Excerpted records |
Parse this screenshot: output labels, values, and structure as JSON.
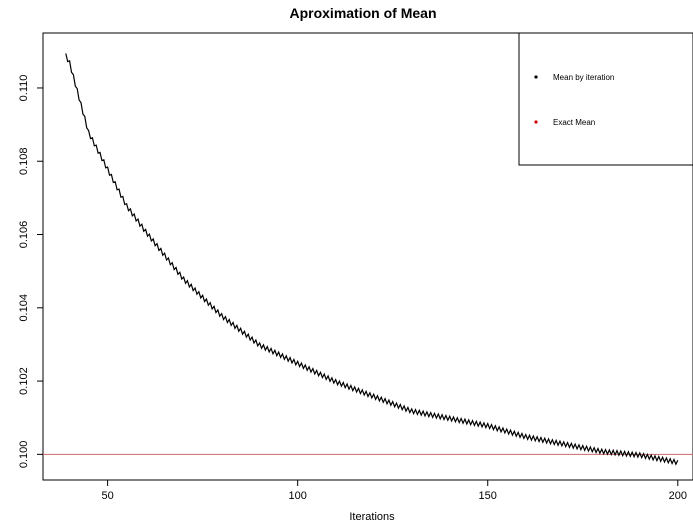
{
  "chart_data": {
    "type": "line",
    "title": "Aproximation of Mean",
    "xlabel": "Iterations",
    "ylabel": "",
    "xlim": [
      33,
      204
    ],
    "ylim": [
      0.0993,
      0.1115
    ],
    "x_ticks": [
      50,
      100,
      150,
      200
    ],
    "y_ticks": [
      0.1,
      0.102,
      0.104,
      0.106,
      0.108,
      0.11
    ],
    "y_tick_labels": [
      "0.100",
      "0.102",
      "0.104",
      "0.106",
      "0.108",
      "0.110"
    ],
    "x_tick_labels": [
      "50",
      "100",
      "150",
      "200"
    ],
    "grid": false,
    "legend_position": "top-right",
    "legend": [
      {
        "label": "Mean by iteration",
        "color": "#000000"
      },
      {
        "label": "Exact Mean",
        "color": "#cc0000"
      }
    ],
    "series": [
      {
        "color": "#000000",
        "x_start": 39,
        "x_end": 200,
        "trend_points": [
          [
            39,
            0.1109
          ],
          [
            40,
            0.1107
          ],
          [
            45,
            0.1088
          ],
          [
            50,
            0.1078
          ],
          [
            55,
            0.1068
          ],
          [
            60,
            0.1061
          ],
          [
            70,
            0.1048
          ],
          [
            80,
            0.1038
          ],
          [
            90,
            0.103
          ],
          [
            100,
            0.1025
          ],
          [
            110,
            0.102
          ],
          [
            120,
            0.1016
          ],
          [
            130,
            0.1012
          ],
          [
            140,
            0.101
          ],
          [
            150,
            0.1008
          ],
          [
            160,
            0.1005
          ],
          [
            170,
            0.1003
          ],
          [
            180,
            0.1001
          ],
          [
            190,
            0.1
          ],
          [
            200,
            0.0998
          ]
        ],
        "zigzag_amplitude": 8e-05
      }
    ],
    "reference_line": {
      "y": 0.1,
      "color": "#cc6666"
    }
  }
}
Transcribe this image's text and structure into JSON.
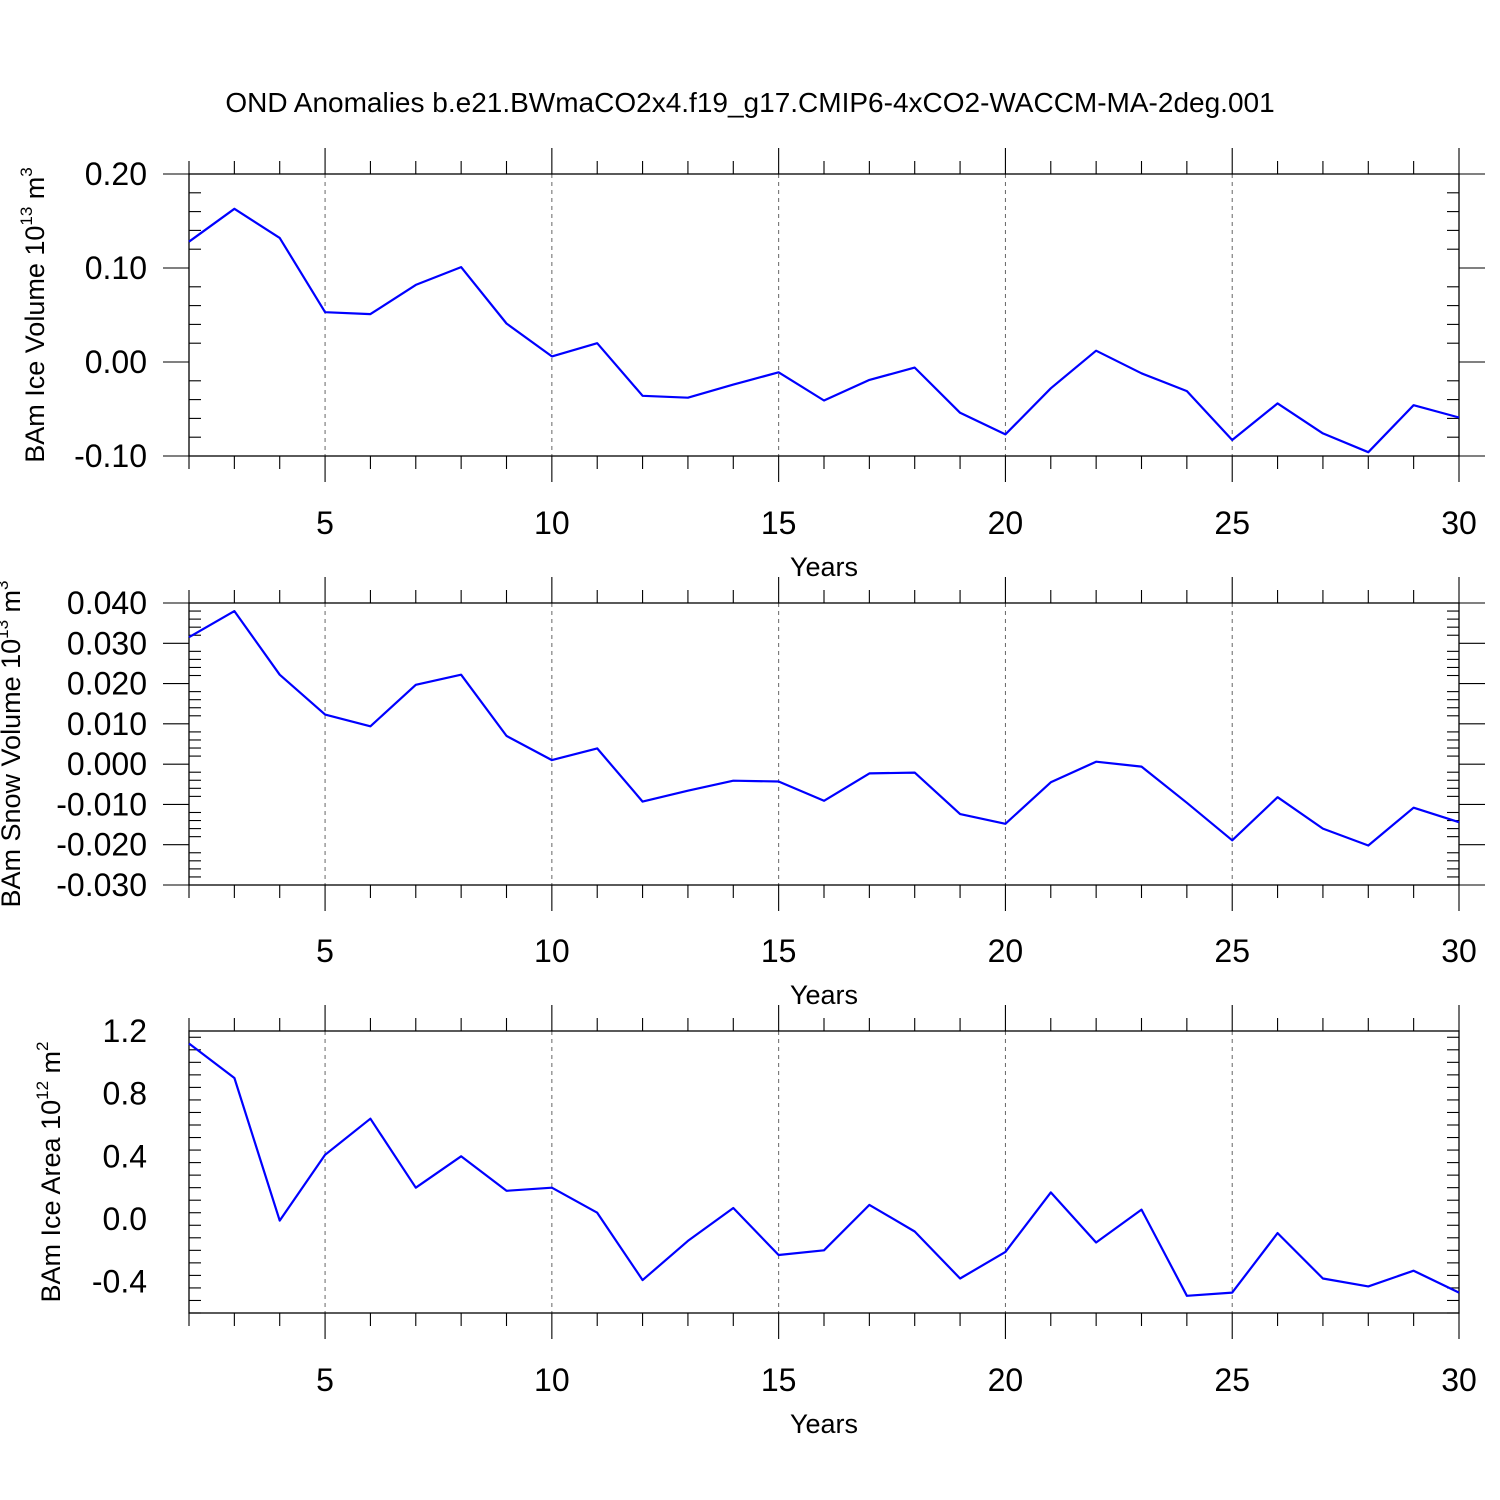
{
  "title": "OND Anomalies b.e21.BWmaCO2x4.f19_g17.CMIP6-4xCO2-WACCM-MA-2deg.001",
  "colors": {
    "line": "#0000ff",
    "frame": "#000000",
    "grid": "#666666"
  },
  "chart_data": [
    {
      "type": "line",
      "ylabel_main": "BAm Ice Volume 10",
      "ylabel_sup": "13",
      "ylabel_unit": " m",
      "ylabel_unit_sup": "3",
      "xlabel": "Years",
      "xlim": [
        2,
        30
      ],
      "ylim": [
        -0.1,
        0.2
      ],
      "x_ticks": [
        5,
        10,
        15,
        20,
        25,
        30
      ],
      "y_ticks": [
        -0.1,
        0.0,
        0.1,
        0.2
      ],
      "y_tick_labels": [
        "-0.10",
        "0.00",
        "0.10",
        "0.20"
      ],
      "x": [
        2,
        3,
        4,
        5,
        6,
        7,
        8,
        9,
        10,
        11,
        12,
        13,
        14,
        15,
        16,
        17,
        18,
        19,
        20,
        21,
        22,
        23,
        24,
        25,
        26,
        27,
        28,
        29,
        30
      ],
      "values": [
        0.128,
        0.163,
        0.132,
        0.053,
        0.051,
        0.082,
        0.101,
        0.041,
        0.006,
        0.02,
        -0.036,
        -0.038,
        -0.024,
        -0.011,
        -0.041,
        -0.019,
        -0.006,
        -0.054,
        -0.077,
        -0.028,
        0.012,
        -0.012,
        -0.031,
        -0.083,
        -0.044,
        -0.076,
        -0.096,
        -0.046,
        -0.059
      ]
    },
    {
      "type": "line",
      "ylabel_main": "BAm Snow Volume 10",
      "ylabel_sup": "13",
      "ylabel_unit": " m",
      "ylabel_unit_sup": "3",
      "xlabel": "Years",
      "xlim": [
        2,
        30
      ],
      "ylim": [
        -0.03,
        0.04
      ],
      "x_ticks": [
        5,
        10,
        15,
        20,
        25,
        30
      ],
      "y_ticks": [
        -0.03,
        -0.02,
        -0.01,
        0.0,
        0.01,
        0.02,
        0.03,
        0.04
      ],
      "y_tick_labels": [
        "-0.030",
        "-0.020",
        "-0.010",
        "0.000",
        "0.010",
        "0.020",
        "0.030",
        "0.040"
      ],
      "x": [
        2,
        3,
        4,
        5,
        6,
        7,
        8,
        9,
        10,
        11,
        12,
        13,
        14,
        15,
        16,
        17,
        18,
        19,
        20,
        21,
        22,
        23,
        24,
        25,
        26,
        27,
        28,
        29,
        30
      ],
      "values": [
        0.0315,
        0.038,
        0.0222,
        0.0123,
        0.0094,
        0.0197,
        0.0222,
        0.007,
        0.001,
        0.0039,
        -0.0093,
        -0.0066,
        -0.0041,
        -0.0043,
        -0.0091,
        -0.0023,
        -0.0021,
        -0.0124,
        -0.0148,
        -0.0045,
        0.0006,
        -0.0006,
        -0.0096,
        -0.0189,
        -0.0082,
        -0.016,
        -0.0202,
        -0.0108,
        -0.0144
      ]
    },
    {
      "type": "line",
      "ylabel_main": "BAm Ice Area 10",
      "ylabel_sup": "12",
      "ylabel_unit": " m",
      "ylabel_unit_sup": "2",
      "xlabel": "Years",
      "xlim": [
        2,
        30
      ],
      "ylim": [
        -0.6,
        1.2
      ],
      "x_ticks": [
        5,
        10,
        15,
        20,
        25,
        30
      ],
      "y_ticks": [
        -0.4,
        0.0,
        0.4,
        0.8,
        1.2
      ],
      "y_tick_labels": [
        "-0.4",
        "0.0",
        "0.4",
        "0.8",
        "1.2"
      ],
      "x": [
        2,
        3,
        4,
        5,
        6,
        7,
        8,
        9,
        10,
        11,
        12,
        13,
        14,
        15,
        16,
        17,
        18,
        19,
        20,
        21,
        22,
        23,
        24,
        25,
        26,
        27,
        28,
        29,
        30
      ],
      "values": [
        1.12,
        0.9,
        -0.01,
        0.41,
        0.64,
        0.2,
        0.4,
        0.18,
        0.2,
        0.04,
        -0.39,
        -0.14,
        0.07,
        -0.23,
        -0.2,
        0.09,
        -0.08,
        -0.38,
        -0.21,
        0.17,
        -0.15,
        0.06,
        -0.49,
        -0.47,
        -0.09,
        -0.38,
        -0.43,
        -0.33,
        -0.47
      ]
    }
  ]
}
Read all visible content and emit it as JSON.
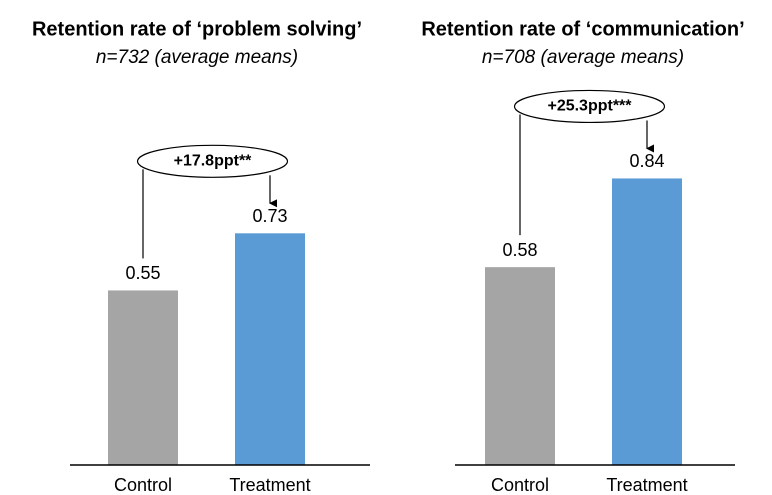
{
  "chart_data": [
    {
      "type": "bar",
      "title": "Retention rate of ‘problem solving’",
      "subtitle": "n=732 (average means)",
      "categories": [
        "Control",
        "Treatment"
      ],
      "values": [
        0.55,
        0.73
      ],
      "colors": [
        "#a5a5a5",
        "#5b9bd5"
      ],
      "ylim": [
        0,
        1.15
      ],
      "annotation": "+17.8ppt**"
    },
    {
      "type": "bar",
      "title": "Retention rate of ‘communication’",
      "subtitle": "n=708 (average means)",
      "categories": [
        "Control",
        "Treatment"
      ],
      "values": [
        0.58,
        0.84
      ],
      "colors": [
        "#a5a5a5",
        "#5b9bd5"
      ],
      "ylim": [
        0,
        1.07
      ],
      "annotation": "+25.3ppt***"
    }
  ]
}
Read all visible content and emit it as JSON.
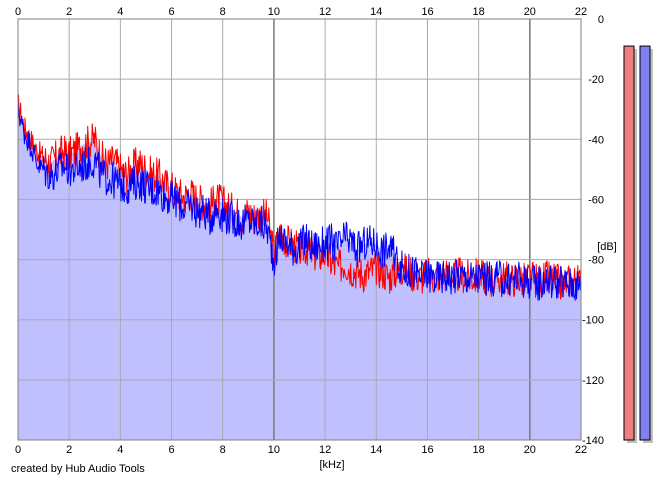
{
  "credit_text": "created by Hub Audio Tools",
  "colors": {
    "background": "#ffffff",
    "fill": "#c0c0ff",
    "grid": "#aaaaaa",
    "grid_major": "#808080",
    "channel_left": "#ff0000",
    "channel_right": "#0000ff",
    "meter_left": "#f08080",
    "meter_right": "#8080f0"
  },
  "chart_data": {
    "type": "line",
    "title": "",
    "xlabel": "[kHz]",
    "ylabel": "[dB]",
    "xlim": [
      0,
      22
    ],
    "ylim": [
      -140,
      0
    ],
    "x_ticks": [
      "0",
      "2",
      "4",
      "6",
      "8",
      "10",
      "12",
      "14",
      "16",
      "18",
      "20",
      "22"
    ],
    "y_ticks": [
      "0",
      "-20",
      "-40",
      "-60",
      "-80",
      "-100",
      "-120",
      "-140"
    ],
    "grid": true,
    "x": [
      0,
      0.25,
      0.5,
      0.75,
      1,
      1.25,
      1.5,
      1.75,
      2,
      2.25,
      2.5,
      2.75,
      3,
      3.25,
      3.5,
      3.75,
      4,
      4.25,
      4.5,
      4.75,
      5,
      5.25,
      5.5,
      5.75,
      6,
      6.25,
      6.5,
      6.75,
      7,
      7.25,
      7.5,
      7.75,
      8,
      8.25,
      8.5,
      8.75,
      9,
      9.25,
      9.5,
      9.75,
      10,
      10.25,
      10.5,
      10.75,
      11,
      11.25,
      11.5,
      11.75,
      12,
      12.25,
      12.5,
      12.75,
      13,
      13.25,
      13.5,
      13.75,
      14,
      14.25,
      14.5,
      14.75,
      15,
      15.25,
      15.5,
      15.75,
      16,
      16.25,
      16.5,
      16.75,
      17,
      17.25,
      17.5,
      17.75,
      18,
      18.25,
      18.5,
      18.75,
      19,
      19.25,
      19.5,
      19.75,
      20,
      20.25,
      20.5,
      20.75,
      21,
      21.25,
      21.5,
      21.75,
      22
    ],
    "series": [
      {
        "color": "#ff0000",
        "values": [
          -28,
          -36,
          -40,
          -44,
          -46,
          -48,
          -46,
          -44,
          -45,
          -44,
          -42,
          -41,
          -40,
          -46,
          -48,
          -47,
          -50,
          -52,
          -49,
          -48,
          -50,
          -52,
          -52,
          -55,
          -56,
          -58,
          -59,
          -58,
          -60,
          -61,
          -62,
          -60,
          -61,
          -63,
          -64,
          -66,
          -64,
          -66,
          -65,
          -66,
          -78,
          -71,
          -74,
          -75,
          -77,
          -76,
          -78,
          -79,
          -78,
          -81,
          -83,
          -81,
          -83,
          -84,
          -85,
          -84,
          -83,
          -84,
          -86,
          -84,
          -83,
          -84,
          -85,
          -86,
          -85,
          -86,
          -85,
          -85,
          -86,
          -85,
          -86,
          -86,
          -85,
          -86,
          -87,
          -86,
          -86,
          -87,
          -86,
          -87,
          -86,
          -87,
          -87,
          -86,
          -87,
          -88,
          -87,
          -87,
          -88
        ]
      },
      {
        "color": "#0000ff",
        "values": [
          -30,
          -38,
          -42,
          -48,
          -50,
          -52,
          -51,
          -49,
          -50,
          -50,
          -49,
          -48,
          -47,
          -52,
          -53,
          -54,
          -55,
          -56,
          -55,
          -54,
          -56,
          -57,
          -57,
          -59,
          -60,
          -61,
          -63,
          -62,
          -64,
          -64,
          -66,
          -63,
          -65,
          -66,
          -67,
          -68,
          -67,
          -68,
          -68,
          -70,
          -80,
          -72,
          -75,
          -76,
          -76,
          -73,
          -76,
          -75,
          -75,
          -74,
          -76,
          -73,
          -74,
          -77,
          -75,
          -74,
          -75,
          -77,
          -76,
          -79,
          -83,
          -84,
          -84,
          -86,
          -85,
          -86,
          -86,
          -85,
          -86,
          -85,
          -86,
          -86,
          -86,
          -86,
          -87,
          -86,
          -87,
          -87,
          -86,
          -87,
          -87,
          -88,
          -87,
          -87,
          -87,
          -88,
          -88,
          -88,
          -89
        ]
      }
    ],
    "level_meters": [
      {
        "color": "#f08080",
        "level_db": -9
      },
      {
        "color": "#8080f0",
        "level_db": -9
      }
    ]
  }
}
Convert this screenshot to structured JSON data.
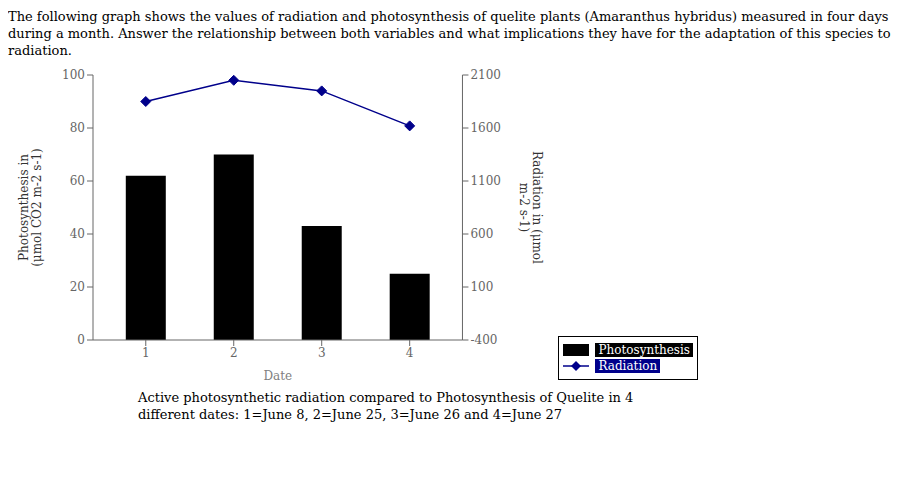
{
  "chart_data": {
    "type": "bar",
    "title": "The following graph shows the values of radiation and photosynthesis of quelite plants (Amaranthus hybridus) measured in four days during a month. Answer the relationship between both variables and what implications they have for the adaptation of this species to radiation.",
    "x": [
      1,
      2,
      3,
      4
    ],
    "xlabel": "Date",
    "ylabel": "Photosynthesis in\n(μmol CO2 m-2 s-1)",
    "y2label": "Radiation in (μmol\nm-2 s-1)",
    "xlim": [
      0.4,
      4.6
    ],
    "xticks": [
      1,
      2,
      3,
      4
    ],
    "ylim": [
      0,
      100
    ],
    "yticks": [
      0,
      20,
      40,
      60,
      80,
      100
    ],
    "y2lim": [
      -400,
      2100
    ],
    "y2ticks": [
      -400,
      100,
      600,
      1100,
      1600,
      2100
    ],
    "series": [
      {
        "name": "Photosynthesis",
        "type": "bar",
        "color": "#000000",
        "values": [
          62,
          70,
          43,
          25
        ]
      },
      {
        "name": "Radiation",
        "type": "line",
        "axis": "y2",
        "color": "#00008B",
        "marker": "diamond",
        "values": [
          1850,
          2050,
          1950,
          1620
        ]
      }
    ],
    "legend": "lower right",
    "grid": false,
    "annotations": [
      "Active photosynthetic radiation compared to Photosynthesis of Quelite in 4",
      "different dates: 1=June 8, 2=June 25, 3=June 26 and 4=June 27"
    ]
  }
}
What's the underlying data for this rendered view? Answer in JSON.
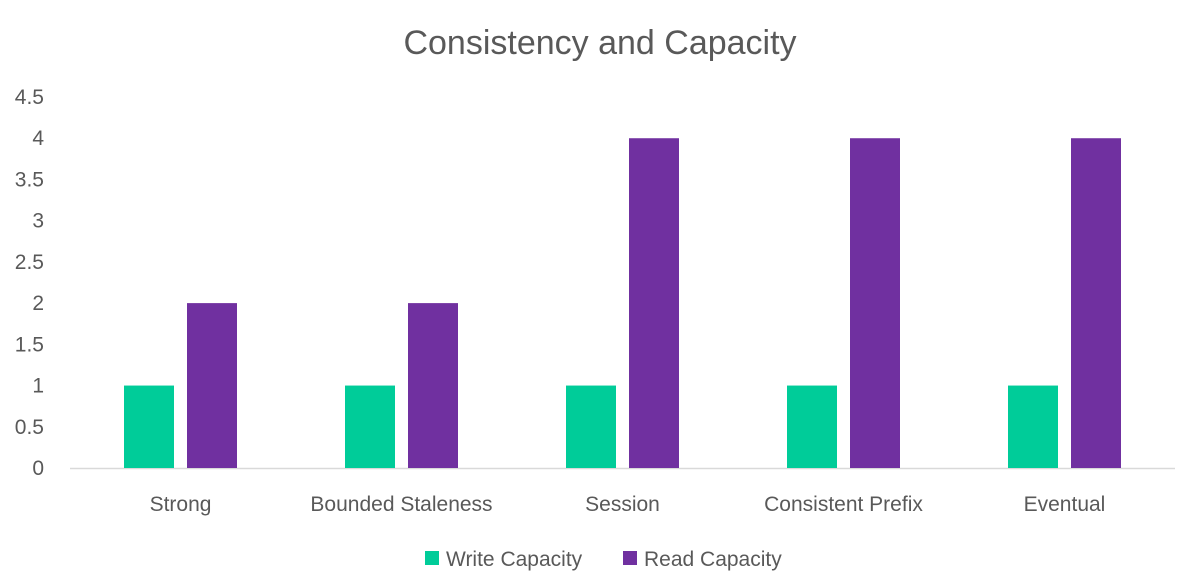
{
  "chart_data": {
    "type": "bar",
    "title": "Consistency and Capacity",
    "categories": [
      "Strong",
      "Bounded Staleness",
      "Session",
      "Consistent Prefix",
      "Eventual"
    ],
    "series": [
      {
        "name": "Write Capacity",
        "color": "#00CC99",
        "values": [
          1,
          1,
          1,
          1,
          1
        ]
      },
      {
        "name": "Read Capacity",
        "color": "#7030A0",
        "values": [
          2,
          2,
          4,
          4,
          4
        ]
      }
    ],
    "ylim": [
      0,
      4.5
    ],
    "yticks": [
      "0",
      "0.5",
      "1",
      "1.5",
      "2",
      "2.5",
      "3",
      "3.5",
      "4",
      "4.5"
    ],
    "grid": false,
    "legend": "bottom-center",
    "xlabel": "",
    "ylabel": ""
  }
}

Exercise directions | Which lines include "subtitle"? Copy each of them out.

Finished exercise |
      "subtitle": "n=732 (average means)",
      "subtitle": "n=708 (average means)",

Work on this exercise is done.